Items from a dataset:
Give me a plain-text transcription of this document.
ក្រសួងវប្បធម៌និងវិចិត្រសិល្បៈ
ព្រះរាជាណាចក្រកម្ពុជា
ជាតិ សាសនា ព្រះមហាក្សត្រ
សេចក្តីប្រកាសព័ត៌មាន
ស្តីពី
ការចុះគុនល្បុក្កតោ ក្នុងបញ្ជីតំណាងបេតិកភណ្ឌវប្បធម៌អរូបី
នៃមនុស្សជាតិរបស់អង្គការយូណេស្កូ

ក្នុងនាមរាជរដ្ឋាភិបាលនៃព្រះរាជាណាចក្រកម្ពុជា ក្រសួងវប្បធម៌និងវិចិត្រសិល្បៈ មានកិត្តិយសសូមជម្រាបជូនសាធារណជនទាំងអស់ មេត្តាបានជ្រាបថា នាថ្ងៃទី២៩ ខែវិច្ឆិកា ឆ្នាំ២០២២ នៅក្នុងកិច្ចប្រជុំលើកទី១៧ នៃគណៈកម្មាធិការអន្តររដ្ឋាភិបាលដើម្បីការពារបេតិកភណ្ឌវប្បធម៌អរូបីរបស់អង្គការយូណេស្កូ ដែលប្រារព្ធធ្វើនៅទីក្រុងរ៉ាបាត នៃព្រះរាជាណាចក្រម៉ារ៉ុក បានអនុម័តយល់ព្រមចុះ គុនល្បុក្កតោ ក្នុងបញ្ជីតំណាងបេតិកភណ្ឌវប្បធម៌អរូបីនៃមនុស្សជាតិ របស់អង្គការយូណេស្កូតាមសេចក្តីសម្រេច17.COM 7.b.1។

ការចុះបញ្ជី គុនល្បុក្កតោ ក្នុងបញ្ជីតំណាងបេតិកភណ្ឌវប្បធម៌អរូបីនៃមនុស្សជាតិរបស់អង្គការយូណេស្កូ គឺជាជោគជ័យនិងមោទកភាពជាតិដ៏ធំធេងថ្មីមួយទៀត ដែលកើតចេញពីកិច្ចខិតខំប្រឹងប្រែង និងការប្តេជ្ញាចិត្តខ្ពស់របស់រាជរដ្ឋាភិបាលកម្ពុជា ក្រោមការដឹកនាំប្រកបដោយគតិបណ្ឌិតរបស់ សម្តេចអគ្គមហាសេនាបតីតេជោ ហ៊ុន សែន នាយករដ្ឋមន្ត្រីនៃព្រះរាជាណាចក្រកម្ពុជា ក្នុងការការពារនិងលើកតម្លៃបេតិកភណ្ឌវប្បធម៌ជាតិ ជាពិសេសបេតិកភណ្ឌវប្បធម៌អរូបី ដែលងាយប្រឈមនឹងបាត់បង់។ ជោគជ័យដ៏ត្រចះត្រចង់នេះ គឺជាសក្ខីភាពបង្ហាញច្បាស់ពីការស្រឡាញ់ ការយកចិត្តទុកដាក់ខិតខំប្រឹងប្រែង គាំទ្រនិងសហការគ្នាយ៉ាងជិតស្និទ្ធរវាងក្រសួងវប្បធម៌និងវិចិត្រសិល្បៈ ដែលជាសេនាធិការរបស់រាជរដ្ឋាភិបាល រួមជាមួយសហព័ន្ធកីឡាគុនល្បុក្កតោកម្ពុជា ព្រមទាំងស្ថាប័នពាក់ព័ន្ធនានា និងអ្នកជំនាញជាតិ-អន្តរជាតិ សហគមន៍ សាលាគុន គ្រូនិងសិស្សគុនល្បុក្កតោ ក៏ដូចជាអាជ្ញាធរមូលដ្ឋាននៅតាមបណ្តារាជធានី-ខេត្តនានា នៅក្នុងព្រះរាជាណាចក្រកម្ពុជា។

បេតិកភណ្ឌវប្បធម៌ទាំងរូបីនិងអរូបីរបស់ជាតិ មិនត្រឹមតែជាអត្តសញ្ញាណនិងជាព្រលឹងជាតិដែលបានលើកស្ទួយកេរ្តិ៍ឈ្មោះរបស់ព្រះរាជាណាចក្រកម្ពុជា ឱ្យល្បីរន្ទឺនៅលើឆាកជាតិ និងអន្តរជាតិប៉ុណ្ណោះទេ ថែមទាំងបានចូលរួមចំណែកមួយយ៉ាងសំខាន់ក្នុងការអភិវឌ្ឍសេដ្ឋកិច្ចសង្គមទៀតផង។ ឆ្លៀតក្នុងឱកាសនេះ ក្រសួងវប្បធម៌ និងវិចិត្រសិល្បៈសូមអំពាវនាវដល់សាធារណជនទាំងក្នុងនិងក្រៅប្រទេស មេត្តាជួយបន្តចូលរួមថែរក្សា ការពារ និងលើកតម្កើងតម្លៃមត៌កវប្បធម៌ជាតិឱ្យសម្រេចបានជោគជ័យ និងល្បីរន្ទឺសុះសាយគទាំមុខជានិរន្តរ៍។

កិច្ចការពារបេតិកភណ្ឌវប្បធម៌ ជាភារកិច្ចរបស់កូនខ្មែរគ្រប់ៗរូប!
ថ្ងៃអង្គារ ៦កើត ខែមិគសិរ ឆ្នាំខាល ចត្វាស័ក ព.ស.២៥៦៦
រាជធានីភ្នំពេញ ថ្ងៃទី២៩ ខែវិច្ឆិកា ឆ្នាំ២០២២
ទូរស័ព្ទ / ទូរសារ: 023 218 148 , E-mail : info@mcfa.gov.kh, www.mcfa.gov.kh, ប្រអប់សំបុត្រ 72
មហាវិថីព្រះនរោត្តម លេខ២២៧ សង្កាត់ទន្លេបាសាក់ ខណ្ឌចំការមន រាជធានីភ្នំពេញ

**What is asked**
Write out every entry word for word.

**Solution**
Give me a plain-text transcription of this document.
ក្រសួងវប្បធម៌និងវិចិត្រសិល្បៈ
ព្រះរាជាណាចក្រកម្ពុជា
ជាតិ សាសនា ព្រះមហាក្សត្រ
សេចក្តីប្រកាសព័ត៌មាន
ស្តីពី
ការចុះគុនល្បុក្កតោ ក្នុងបញ្ជីតំណាងបេតិកភណ្ឌវប្បធម៌អរូបី
នៃមនុស្សជាតិរបស់អង្គការយូណេស្កូ

ក្នុងនាមរាជរដ្ឋាភិបាលនៃព្រះរាជាណាចក្រកម្ពុជា ក្រសួងវប្បធម៌និងវិចិត្រសិល្បៈ មានកិត្តិយសសូមជម្រាបជូនសាធារណជនទាំងអស់ មេត្តាបានជ្រាបថា នាថ្ងៃទី២៩ ខែវិច្ឆិកា ឆ្នាំ២០២២ នៅក្នុងកិច្ចប្រជុំលើកទី១៧ នៃគណៈកម្មាធិការអន្តររដ្ឋាភិបាលដើម្បីការពារបេតិកភណ្ឌវប្បធម៌អរូបីរបស់អង្គការយូណេស្កូ ដែលប្រារព្ធធ្វើនៅទីក្រុងរ៉ាបាត នៃព្រះរាជាណាចក្រម៉ារ៉ុក បានអនុម័តយល់ព្រមចុះ គុនល្បុក្កតោ ក្នុងបញ្ជីតំណាងបេតិកភណ្ឌវប្បធម៌អរូបីនៃមនុស្សជាតិ របស់អង្គការយូណេស្កូតាមសេចក្តីសម្រេច17.COM 7.b.1។

ការចុះបញ្ជី គុនល្បុក្កតោ ក្នុងបញ្ជីតំណាងបេតិកភណ្ឌវប្បធម៌អរូបីនៃមនុស្សជាតិរបស់អង្គការយូណេស្កូ គឺជាជោគជ័យនិងមោទកភាពជាតិដ៏ធំធេងថ្មីមួយទៀត ដែលកើតចេញពីកិច្ចខិតខំប្រឹងប្រែង និងការប្តេជ្ញាចិត្តខ្ពស់របស់រាជរដ្ឋាភិបាលកម្ពុជា ក្រោមការដឹកនាំប្រកបដោយគតិបណ្ឌិតរបស់ សម្តេចអគ្គមហាសេនាបតីតេជោ ហ៊ុន សែន នាយករដ្ឋមន្ត្រីនៃព្រះរាជាណាចក្រកម្ពុជា ក្នុងការការពារនិងលើកតម្លៃបេតិកភណ្ឌវប្បធម៌ជាតិ ជាពិសេសបេតិកភណ្ឌវប្បធម៌អរូបី ដែលងាយប្រឈមនឹងបាត់បង់។ ជោគជ័យដ៏ត្រចះត្រចង់នេះ គឺជាសក្ខីភាពបង្ហាញច្បាស់ពីការស្រឡាញ់ ការយកចិត្តទុកដាក់ខិតខំប្រឹងប្រែង គាំទ្រនិងសហការគ្នាយ៉ាងជិតស្និទ្ធរវាងក្រសួងវប្បធម៌និងវិចិត្រសិល្បៈ ដែលជាសេនាធិការរបស់រាជរដ្ឋាភិបាល រួមជាមួយសហព័ន្ធកីឡាគុនល្បុក្កតោកម្ពុជា ព្រមទាំងស្ថាប័នពាក់ព័ន្ធនានា និងអ្នកជំនាញជាតិ-អន្តរជាតិ សហគមន៍ សាលាគុន គ្រូនិងសិស្សគុនល្បុក្កតោ ក៏ដូចជាអាជ្ញាធរមូលដ្ឋាននៅតាមបណ្តារាជធានី-ខេត្តនានា នៅក្នុងព្រះរាជាណាចក្រកម្ពុជា។

បេតិកភណ្ឌវប្បធម៌ទាំងរូបីនិងអរូបីរបស់ជាតិ មិនត្រឹមតែជាអត្តសញ្ញាណនិងជាព្រលឹងជាតិដែលបានលើកស្ទួយកេរ្តិ៍ឈ្មោះរបស់ព្រះរាជាណាចក្រកម្ពុជា ឱ្យល្បីរន្ទឺនៅលើឆាកជាតិ និងអន្តរជាតិប៉ុណ្ណោះទេ ថែមទាំងបានចូលរួមចំណែកមួយយ៉ាងសំខាន់ក្នុងការអភិវឌ្ឍសេដ្ឋកិច្ចសង្គមទៀតផង។ ឆ្លៀតក្នុងឱកាសនេះ ក្រសួងវប្បធម៌ និងវិចិត្រសិល្បៈសូមអំពាវនាវដល់សាធារណជនទាំងក្នុងនិងក្រៅប្រទេស មេត្តាជួយបន្តចូលរួមថែរក្សា ការពារ និងលើកតម្កើងតម្លៃមត៌កវប្បធម៌ជាតិឱ្យសម្រេចបានជោគជ័យ និងល្បីរន្ទឺសុះសាយគទាំមុខជានិរន្តរ៍។

កិច្ចការពារបេតិកភណ្ឌវប្បធម៌ ជាភារកិច្ចរបស់កូនខ្មែរគ្រប់ៗរូប!
ថ្ងៃអង្គារ ៦កើត ខែមិគសិរ ឆ្នាំខាល ចត្វាស័ក ព.ស.២៥៦៦
រាជធានីភ្នំពេញ ថ្ងៃទី២៩ ខែវិច្ឆិកា ឆ្នាំ២០២២
ទូរស័ព្ទ / ទូរសារ: 023 218 148 , E-mail : info@mcfa.gov.kh, www.mcfa.gov.kh, ប្រអប់សំបុត្រ 72
មហាវិថីព្រះនរោត្តម លេខ២២៧ សង្កាត់ទន្លេបាសាក់ ខណ្ឌចំការមន រាជធានីភ្នំពេញ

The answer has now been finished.